The task —
Decide whether each statement agrees with the forum thread below about the Poppin engine, answering yes or no and quoting the deciding words. 1. BMyers found this engine easier to get running than the 6 cycle. 2. IronHorse runs the engine on graphite powder. 3. GailInNM made both the cylinder and the piston from cast iron and runs the engine without any lubrication.
### Document segment ###
# Another Poppin Runs



## BMyers (Mar 30, 2009)

[ame]http://www.youtube.com/watch?v=f1rv3nTnOck[/ame]


----------



## Metal Butcher (Mar 30, 2009)

O.K. I'm convinced!

I'm off and running!

But first a trip to the porcelain library, where I keep my collection of plans.

-MB


----------



## DougLanum (Mar 30, 2009)

Very Good
Congrats.

One more thought.
It does not like lots of oil.
You may find that you need to take the cylinder head off and the piston out and clean the gummy old oil out every once in a while.

These are lots of fun little engiens.

Doug


----------



## rake60 (Mar 30, 2009)

Congratulations! :bow:

You can't see it but there is a grin here as big as your own!

Rick


----------



## Maryak (Mar 31, 2009)

BMyers,

Congratulations :bow: :bow:

Best Regards
Bob


----------



## 90LX_Notch (Mar 31, 2009)

Great job BMeyers! Glad to see you got it going.


----------



## Stan (Mar 31, 2009)

To avoid gummy oil in a flame licker, buy a tube of powdered graphite at the lock shop and give it a small squirt in the flame hole.


----------



## BMyers (Mar 31, 2009)

thank you everyone ! that one was harder to get running than the 6 cycle.
Brent


----------



## IronHorse (Mar 31, 2009)

Nice build, I love these FlameLickers. I also run mine on Graphite powder, I can get 10, 5 minute runs before I give it a cleaning.


IronHorse


----------



## GailInNM (Mar 31, 2009)

Very nice Brent. Good looking and good runner. Congratulations.  :bow:

If get get a few more built we can start a club of Poppin builders.

I used cast iron for both the cylinder and piston on mine and run it with out any lubrication. I suspected that I would have some problem with rust from the moisture in the combustion products, but so far not problems. I live is a dry climate. Also there is probably some protection for the oil seeping into the grain structure of the parts when lapping them. 

Gail in NM,USA


----------
### Information supplied ###
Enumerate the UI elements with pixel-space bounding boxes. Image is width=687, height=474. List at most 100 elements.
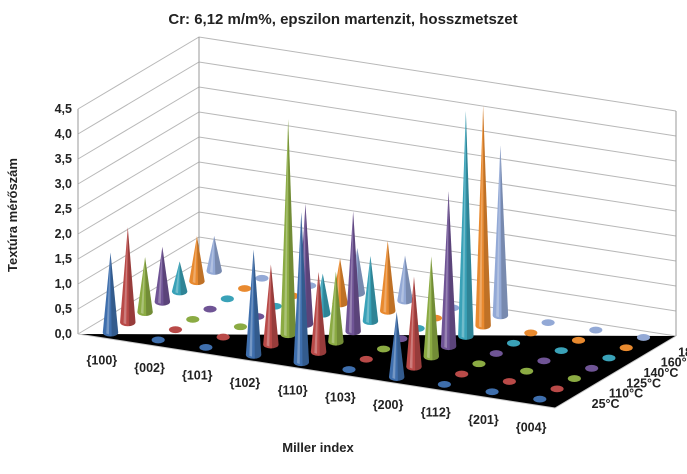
###
Answer to this problem —
1. No: "that one was harder to get running than the 6 cycle."
2. Yes: "I also run mine on Graphite powder"
3. Yes: "I used cast iron for both the cylinder and piston on mine and run it with out any lubrication."